══ Source material ══
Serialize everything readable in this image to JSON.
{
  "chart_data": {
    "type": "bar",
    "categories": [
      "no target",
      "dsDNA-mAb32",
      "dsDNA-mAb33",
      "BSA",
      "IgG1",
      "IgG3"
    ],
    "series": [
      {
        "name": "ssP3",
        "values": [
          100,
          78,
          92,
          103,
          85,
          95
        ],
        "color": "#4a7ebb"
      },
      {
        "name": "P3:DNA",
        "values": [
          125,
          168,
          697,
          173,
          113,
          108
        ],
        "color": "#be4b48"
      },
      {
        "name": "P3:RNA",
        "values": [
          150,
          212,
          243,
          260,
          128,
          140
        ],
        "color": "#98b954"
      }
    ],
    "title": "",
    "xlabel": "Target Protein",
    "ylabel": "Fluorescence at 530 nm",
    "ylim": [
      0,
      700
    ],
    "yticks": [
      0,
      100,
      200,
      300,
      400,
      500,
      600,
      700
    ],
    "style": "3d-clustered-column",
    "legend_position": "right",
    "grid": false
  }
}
═══
| Problem |
Each of the lines above should be printed again precisely as it reads.

| Solution to this exercise |
Serialize everything readable in this image to JSON.
{
  "chart_data": {
    "type": "bar",
    "categories": [
      "no target",
      "dsDNA-mAb32",
      "dsDNA-mAb33",
      "BSA",
      "IgG1",
      "IgG3"
    ],
    "series": [
      {
        "name": "ssP3",
        "values": [
          100,
          78,
          92,
          103,
          85,
          95
        ],
        "color": "#4a7ebb"
      },
      {
        "name": "P3:DNA",
        "values": [
          125,
          168,
          697,
          173,
          113,
          108
        ],
        "color": "#be4b48"
      },
      {
        "name": "P3:RNA",
        "values": [
          150,
          212,
          243,
          260,
          128,
          140
        ],
        "color": "#98b954"
      }
    ],
    "title": "",
    "xlabel": "Target Protein",
    "ylabel": "Fluorescence at 530 nm",
    "ylim": [
      0,
      700
    ],
    "yticks": [
      0,
      100,
      200,
      300,
      400,
      500,
      600,
      700
    ],
    "style": "3d-clustered-column",
    "legend_position": "right",
    "grid": false
  }
}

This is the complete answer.